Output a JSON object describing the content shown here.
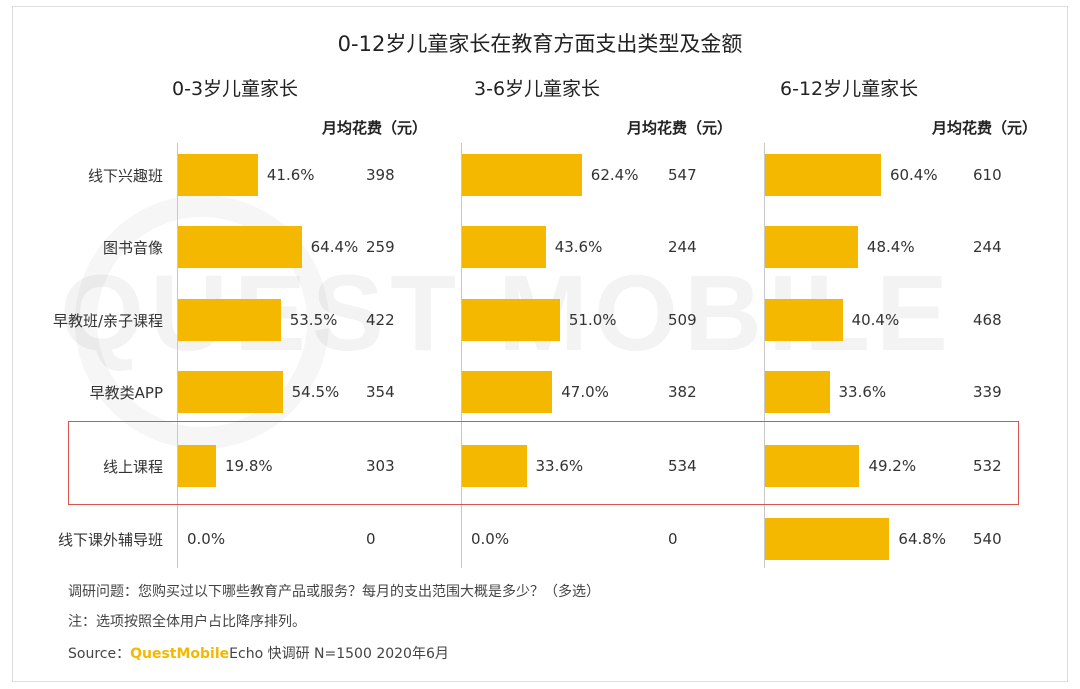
{
  "chart_data": {
    "type": "bar",
    "title": "0-12岁儿童家长在教育方面支出类型及金额",
    "categories": [
      "线下兴趣班",
      "图书音像",
      "早教班/亲子课程",
      "早教类APP",
      "线上课程",
      "线下课外辅导班"
    ],
    "amount_header": "月均花费（元）",
    "highlighted_category": "线上课程",
    "panels": [
      {
        "title": "0-3岁儿童家长",
        "series": [
          {
            "values": [
              41.6,
              64.4,
              53.5,
              54.5,
              19.8,
              0.0
            ]
          }
        ],
        "percent_labels": [
          "41.6%",
          "64.4%",
          "53.5%",
          "54.5%",
          "19.8%",
          "0.0%"
        ],
        "amounts": [
          398,
          259,
          422,
          354,
          303,
          0
        ]
      },
      {
        "title": "3-6岁儿童家长",
        "series": [
          {
            "values": [
              62.4,
              43.6,
              51.0,
              47.0,
              33.6,
              0.0
            ]
          }
        ],
        "percent_labels": [
          "62.4%",
          "43.6%",
          "51.0%",
          "47.0%",
          "33.6%",
          "0.0%"
        ],
        "amounts": [
          547,
          244,
          509,
          382,
          534,
          0
        ]
      },
      {
        "title": "6-12岁儿童家长",
        "series": [
          {
            "values": [
              60.4,
              48.4,
              40.4,
              33.6,
              49.2,
              64.8
            ]
          }
        ],
        "percent_labels": [
          "60.4%",
          "48.4%",
          "40.4%",
          "33.6%",
          "49.2%",
          "64.8%"
        ],
        "amounts": [
          610,
          244,
          468,
          339,
          532,
          540
        ]
      }
    ],
    "xlim": [
      0,
      100
    ],
    "bar_color": "#f5b800",
    "highlight_color": "#d9534f"
  },
  "notes": {
    "survey": "调研问题：您购买过以下哪些教育产品或服务？每月的支出范围大概是多少？（多选）",
    "note": "注：选项按照全体用户占比降序排列。",
    "source_prefix": "Source：",
    "source_brand": "QuestMobile",
    "source_rest": "Echo 快调研 N=1500 2020年6月"
  },
  "watermark": "QUEST MOBILE"
}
——
* **EXERCISE DESCRIPTION**: All of the data above should be quoted exactly, except for the pictures.

* **RESPONSE TO THE TASK**:
Output a JSON object describing the content shown here.
{
  "chart_data": {
    "type": "bar",
    "title": "0-12岁儿童家长在教育方面支出类型及金额",
    "categories": [
      "线下兴趣班",
      "图书音像",
      "早教班/亲子课程",
      "早教类APP",
      "线上课程",
      "线下课外辅导班"
    ],
    "amount_header": "月均花费（元）",
    "highlighted_category": "线上课程",
    "panels": [
      {
        "title": "0-3岁儿童家长",
        "series": [
          {
            "values": [
              41.6,
              64.4,
              53.5,
              54.5,
              19.8,
              0.0
            ]
          }
        ],
        "percent_labels": [
          "41.6%",
          "64.4%",
          "53.5%",
          "54.5%",
          "19.8%",
          "0.0%"
        ],
        "amounts": [
          398,
          259,
          422,
          354,
          303,
          0
        ]
      },
      {
        "title": "3-6岁儿童家长",
        "series": [
          {
            "values": [
              62.4,
              43.6,
              51.0,
              47.0,
              33.6,
              0.0
            ]
          }
        ],
        "percent_labels": [
          "62.4%",
          "43.6%",
          "51.0%",
          "47.0%",
          "33.6%",
          "0.0%"
        ],
        "amounts": [
          547,
          244,
          509,
          382,
          534,
          0
        ]
      },
      {
        "title": "6-12岁儿童家长",
        "series": [
          {
            "values": [
              60.4,
              48.4,
              40.4,
              33.6,
              49.2,
              64.8
            ]
          }
        ],
        "percent_labels": [
          "60.4%",
          "48.4%",
          "40.4%",
          "33.6%",
          "49.2%",
          "64.8%"
        ],
        "amounts": [
          610,
          244,
          468,
          339,
          532,
          540
        ]
      }
    ],
    "xlim": [
      0,
      100
    ],
    "bar_color": "#f5b800",
    "highlight_color": "#d9534f"
  },
  "notes": {
    "survey": "调研问题：您购买过以下哪些教育产品或服务？每月的支出范围大概是多少？（多选）",
    "note": "注：选项按照全体用户占比降序排列。",
    "source_prefix": "Source：",
    "source_brand": "QuestMobile",
    "source_rest": "Echo 快调研 N=1500 2020年6月"
  },
  "watermark": "QUEST MOBILE"
}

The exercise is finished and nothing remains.